▸ **Task prompt**
Extract every line of the material that holds the string "shows".

▸ **Provided data**

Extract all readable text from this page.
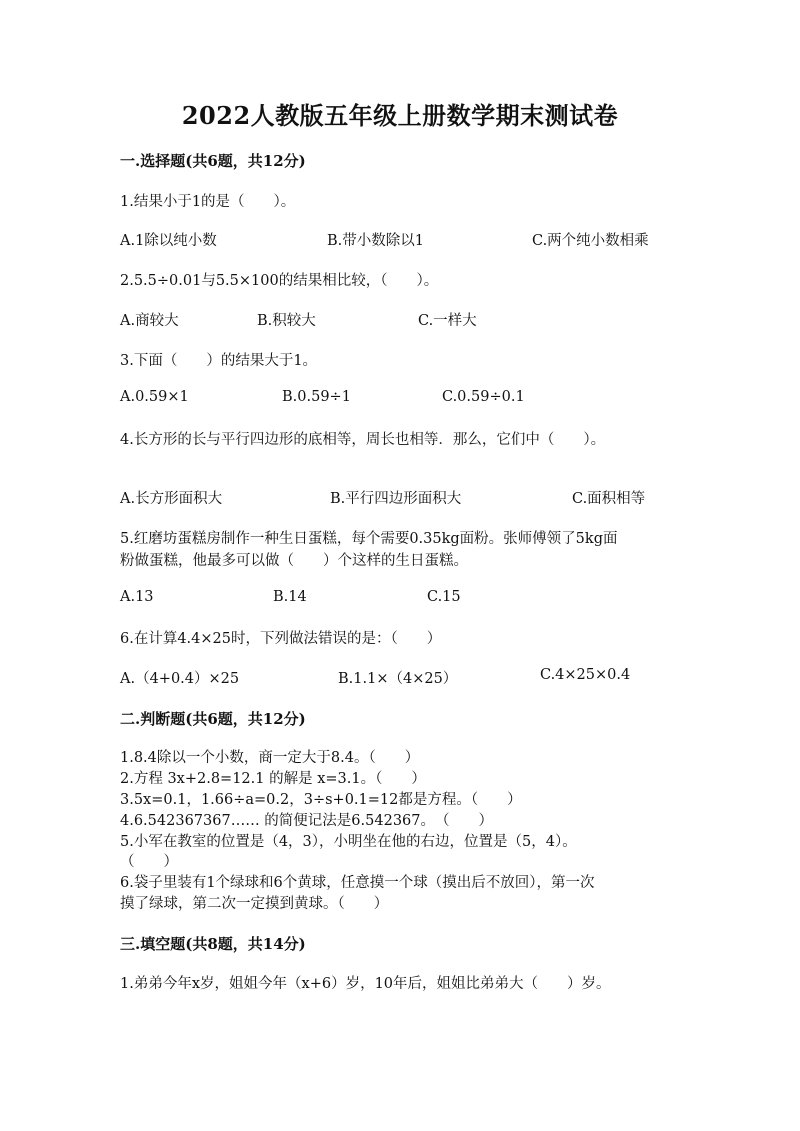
2022人教版五年级上册数学期末测试卷
一.选择题(共6题，共12分)
1.结果小于1的是（　　）。
A.1除以纯小数	B.带小数除以1	C.两个纯小数相乘
2.5.5÷0.01与5.5×100的结果相比较，（　　）。
A.商较大	B.积较大	C.一样大
3.下面（　　）的结果大于1。
A.0.59×1	B.0.59÷1	C.0.59÷0.1
4.长方形的长与平行四边形的底相等，周长也相等．那么，它们中（　　）。
A.长方形面积大	B.平行四边形面积大	C.面积相等
5.红磨坊蛋糕房制作一种生日蛋糕，每个需要0.35kg面粉。张师傅领了5kg面
粉做蛋糕，他最多可以做（　　）个这样的生日蛋糕。
A.13	B.14	C.15
6.在计算4.4×25时，下列做法错误的是：（　　）
A.（4+0.4）×25	B.1.1×（4×25）	C.4×25×0.4
二.判断题(共6题，共12分)
1.8.4除以一个小数，商一定大于8.4。（　　）
2.方程 3x+2.8=12.1 的解是 x=3.1。（　　）
3.5x=0.1，1.66÷a=0.2，3÷s+0.1=12都是方程。（　　）
4.6.542367367…… 的简便记法是6.542367。　（　　）
5.小军在教室的位置是（4，3），小明坐在他的右边，位置是（5，4）。
（　　）
6.袋子里装有1个绿球和6个黄球，任意摸一个球（摸出后不放回），第一次
摸了绿球，第二次一定摸到黄球。（　　）
三.填空题(共8题，共14分)
1.弟弟今年x岁，姐姐今年（x+6）岁，10年后，姐姐比弟弟大（　　）岁。
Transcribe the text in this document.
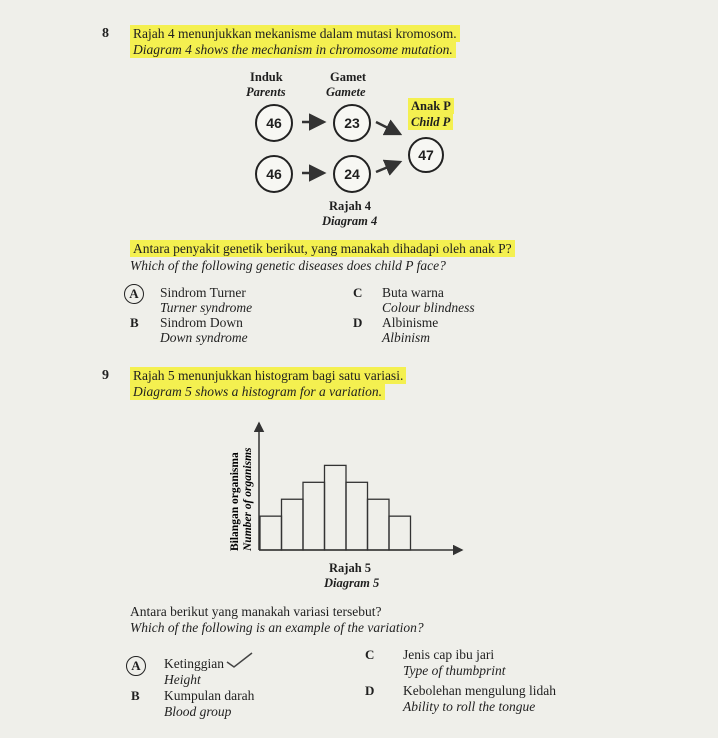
8 Rajah 4 menunjukkan mekanisme dalam mutasi kromosom.
Diagram 4 shows the mechanism in chromosome mutation.
Induk
Parents
Gamet
Gamete
Anak P
Child P
46	23
46	24
47
Rajah 4
Diagram 4
Antara penyakit genetik berikut, yang manakah dihadapi oleh anak P?
Which of the following genetic diseases does child P face?
A	Sindrom Turner
Turner syndrome
B Sindrom Down
Down syndrome
C Buta warna
Colour blindness
D Albinisme
Albinism
9 Rajah 5 menunjukkan histogram bagi satu variasi.
Diagram 5 shows a histogram for a variation.
Bilangan organisma Number of organisms
Rajah 5
Diagram 5
Antara berikut yang manakah variasi tersebut?
Which of the following is an example of the variation?
A	Ketinggian
Height
B Kumpulan darah
Blood group
C Jenis cap ibu jari
Type of thumbprint
D Kebolehan mengulung lidah
Ability to roll the tongue
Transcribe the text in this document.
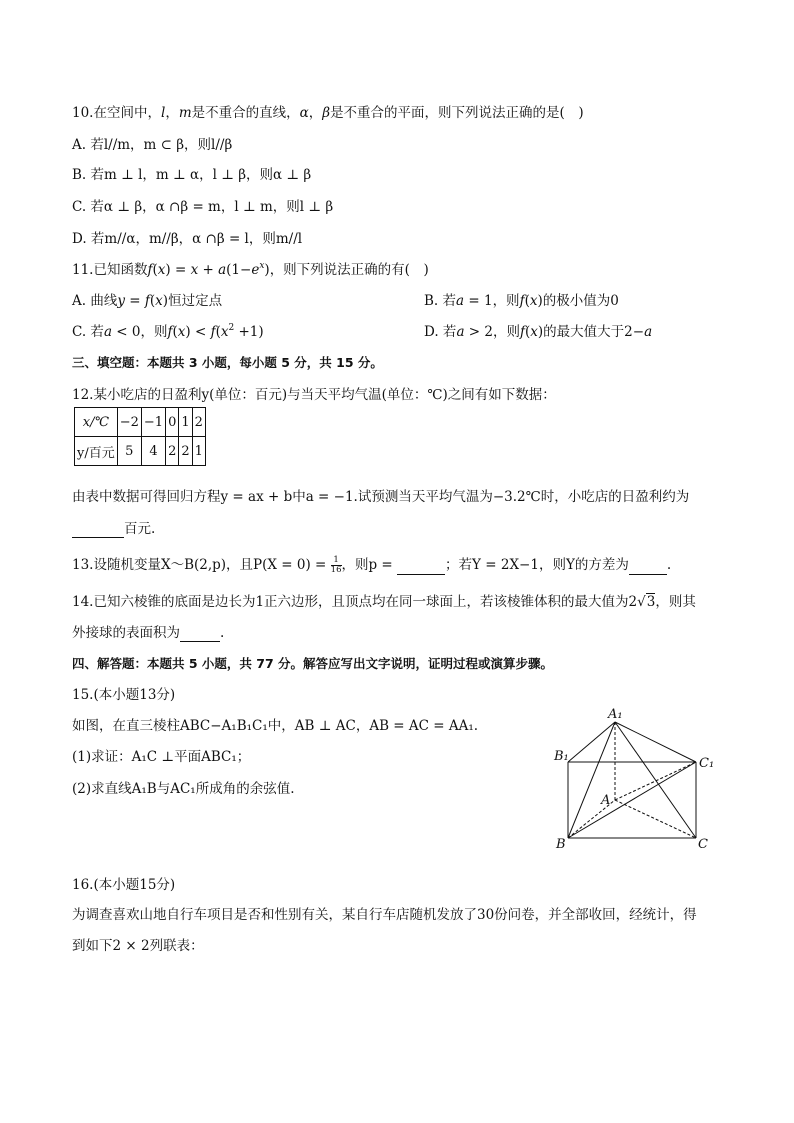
10.在空间中，l，m是不重合的直线，α，β是不重合的平面，则下列说法正确的是(　)
A. 若l//m，m ⊂ β，则l//β
B. 若m ⊥ l，m ⊥ α，l ⊥ β，则α ⊥ β
C. 若α ⊥ β，α ∩β = m，l ⊥ m，则l ⊥ β
D. 若m//α，m//β，α ∩β = l，则m//l
11.已知函数$f(x) = x + a(1-e^x)$，则下列说法正确的有(　)
A. 曲线y = f(x)恒过定点	B. 若a = 1，则f(x)的极小值为0
C. 若a < 0，则$f(x) < f(x^2 +1)$	D. 若a > 2，则f(x)的最大值大于2−a
三、填空题：本题共 3 小题，每小题 5 分，共 15 分。
12.某小吃店的日盈利y(单位：百元)与当天平均气温(单位：℃)之间有如下数据：
x/℃	−2	−1	0	1	2
y/百元	5	4	2	2	1
由表中数据可得回归方程y = ax + b中a = −1.试预测当天平均气温为−3.2℃时，小吃店的日盈利约为
百元.
13.设随机变量X～B(2,p)，且$P(X = 0) = \frac{1}{16}$ ，则p =	；若Y = 2X−1，则Y的方差为	.
14.已知六棱锥的底面是边长为1正六边形，且顶点均在同一球面上，若该棱锥体积的最大值为2√3，则其
外接球的表面积为	.
四、解答题：本题共 5 小题，共 77 分。解答应写出文字说明，证明过程或演算步骤。
15.(本小题13分)
如图，在直三棱柱ABC−A₁B₁C₁中，AB ⊥ AC，AB = AC = AA₁.
(1)求证：A₁C ⊥平面ABC₁；
(2)求直线A₁B与AC₁所成角的余弦值.
A₁
B₁	C₁
A
B	C
16.(本小题15分)
为调查喜欢山地自行车项目是否和性别有关，某自行车店随机发放了30份问卷，并全部收回，经统计，得
到如下2 × 2列联表：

▸ **Output of the task**
Diagram 4 shows the mechanism in chromosome mutation.
Diagram 5 shows a histogram for a variation.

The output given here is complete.